-- START OF Extracted material --

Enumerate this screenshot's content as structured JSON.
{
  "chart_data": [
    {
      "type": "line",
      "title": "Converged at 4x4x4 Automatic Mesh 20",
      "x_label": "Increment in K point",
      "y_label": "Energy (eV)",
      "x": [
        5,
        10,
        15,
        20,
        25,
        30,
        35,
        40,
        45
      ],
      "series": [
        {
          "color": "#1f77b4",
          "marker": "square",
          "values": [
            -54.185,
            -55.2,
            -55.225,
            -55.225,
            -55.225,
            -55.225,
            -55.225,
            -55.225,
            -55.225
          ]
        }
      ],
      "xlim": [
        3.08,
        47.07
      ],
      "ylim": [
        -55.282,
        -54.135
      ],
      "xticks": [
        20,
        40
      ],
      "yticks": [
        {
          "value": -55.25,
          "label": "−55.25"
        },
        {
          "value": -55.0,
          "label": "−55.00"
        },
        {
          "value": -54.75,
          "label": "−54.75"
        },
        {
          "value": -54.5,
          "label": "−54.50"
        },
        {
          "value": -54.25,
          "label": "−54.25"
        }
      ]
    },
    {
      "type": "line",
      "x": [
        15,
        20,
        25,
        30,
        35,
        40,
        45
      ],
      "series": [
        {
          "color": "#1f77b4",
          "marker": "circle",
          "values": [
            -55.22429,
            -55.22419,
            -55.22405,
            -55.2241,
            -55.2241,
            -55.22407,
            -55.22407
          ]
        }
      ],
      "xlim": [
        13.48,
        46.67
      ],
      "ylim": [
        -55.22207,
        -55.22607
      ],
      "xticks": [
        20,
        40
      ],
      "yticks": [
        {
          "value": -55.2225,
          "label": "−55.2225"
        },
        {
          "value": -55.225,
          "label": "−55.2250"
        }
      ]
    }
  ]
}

-- END OF Extracted material --

▶ _Exercise instructions_
Reproduce the entire listing word for word.

▶ _Response_
Enumerate this screenshot's content as structured JSON.
{
  "chart_data": [
    {
      "type": "line",
      "title": "Converged at 4x4x4 Automatic Mesh 20",
      "x_label": "Increment in K point",
      "y_label": "Energy (eV)",
      "x": [
        5,
        10,
        15,
        20,
        25,
        30,
        35,
        40,
        45
      ],
      "series": [
        {
          "color": "#1f77b4",
          "marker": "square",
          "values": [
            -54.185,
            -55.2,
            -55.225,
            -55.225,
            -55.225,
            -55.225,
            -55.225,
            -55.225,
            -55.225
          ]
        }
      ],
      "xlim": [
        3.08,
        47.07
      ],
      "ylim": [
        -55.282,
        -54.135
      ],
      "xticks": [
        20,
        40
      ],
      "yticks": [
        {
          "value": -55.25,
          "label": "−55.25"
        },
        {
          "value": -55.0,
          "label": "−55.00"
        },
        {
          "value": -54.75,
          "label": "−54.75"
        },
        {
          "value": -54.5,
          "label": "−54.50"
        },
        {
          "value": -54.25,
          "label": "−54.25"
        }
      ]
    },
    {
      "type": "line",
      "x": [
        15,
        20,
        25,
        30,
        35,
        40,
        45
      ],
      "series": [
        {
          "color": "#1f77b4",
          "marker": "circle",
          "values": [
            -55.22429,
            -55.22419,
            -55.22405,
            -55.2241,
            -55.2241,
            -55.22407,
            -55.22407
          ]
        }
      ],
      "xlim": [
        13.48,
        46.67
      ],
      "ylim": [
        -55.22207,
        -55.22607
      ],
      "xticks": [
        20,
        40
      ],
      "yticks": [
        {
          "value": -55.2225,
          "label": "−55.2225"
        },
        {
          "value": -55.225,
          "label": "−55.2250"
        }
      ]
    }
  ]
}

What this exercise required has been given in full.